### What the task asks
Retype the records that come next, word for word.

(Collected data entries)
★ ★ ★

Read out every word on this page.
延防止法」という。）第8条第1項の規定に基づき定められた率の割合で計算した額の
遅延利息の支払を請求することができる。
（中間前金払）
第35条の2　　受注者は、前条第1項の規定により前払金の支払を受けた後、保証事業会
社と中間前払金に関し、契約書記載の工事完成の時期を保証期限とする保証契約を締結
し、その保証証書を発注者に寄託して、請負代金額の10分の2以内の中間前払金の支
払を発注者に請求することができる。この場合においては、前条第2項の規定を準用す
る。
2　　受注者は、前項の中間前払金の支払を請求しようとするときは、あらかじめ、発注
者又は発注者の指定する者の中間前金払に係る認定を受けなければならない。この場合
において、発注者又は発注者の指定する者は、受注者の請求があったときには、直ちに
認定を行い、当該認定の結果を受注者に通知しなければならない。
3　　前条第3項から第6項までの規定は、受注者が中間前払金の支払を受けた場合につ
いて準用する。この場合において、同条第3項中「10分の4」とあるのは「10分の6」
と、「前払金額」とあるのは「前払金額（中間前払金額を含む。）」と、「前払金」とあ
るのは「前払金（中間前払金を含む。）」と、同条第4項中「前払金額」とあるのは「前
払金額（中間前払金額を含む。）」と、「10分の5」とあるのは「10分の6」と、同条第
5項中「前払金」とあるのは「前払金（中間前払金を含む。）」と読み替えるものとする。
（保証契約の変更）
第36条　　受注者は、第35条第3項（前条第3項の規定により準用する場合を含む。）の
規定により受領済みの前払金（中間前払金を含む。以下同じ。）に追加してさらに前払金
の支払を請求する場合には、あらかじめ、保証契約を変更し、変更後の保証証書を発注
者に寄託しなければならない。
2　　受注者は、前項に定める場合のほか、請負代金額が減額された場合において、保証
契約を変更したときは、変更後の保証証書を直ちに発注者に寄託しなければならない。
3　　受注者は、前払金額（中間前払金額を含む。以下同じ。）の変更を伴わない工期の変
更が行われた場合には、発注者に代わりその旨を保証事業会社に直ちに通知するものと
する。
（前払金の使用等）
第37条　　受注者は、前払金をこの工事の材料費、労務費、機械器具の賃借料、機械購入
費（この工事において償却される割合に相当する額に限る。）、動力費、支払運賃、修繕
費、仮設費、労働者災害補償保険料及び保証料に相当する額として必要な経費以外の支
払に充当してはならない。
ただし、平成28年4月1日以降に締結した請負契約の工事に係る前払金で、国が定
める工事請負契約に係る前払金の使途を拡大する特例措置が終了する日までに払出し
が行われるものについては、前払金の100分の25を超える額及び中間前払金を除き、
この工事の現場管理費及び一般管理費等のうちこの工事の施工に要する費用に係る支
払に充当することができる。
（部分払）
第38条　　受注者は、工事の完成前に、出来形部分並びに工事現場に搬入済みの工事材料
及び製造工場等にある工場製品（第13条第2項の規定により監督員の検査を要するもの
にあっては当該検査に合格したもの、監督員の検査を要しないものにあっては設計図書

★ ★ ★

### Problem solution
Read out every word on this page.
延防止法」という。）第8条第1項の規定に基づき定められた率の割合で計算した額の
遅延利息の支払を請求することができる。
（中間前金払）
第35条の2　　受注者は、前条第1項の規定により前払金の支払を受けた後、保証事業会
社と中間前払金に関し、契約書記載の工事完成の時期を保証期限とする保証契約を締結
し、その保証証書を発注者に寄託して、請負代金額の10分の2以内の中間前払金の支
払を発注者に請求することができる。この場合においては、前条第2項の規定を準用す
る。
2　　受注者は、前項の中間前払金の支払を請求しようとするときは、あらかじめ、発注
者又は発注者の指定する者の中間前金払に係る認定を受けなければならない。この場合
において、発注者又は発注者の指定する者は、受注者の請求があったときには、直ちに
認定を行い、当該認定の結果を受注者に通知しなければならない。
3　　前条第3項から第6項までの規定は、受注者が中間前払金の支払を受けた場合につ
いて準用する。この場合において、同条第3項中「10分の4」とあるのは「10分の6」
と、「前払金額」とあるのは「前払金額（中間前払金額を含む。）」と、「前払金」とあ
るのは「前払金（中間前払金を含む。）」と、同条第4項中「前払金額」とあるのは「前
払金額（中間前払金額を含む。）」と、「10分の5」とあるのは「10分の6」と、同条第
5項中「前払金」とあるのは「前払金（中間前払金を含む。）」と読み替えるものとする。
（保証契約の変更）
第36条　　受注者は、第35条第3項（前条第3項の規定により準用する場合を含む。）の
規定により受領済みの前払金（中間前払金を含む。以下同じ。）に追加してさらに前払金
の支払を請求する場合には、あらかじめ、保証契約を変更し、変更後の保証証書を発注
者に寄託しなければならない。
2　　受注者は、前項に定める場合のほか、請負代金額が減額された場合において、保証
契約を変更したときは、変更後の保証証書を直ちに発注者に寄託しなければならない。
3　　受注者は、前払金額（中間前払金額を含む。以下同じ。）の変更を伴わない工期の変
更が行われた場合には、発注者に代わりその旨を保証事業会社に直ちに通知するものと
する。
（前払金の使用等）
第37条　　受注者は、前払金をこの工事の材料費、労務費、機械器具の賃借料、機械購入
費（この工事において償却される割合に相当する額に限る。）、動力費、支払運賃、修繕
費、仮設費、労働者災害補償保険料及び保証料に相当する額として必要な経費以外の支
払に充当してはならない。
ただし、平成28年4月1日以降に締結した請負契約の工事に係る前払金で、国が定
める工事請負契約に係る前払金の使途を拡大する特例措置が終了する日までに払出し
が行われるものについては、前払金の100分の25を超える額及び中間前払金を除き、
この工事の現場管理費及び一般管理費等のうちこの工事の施工に要する費用に係る支
払に充当することができる。
（部分払）
第38条　　受注者は、工事の完成前に、出来形部分並びに工事現場に搬入済みの工事材料
及び製造工場等にある工場製品（第13条第2項の規定により監督員の検査を要するもの
にあっては当該検査に合格したもの、監督員の検査を要しないものにあっては設計図書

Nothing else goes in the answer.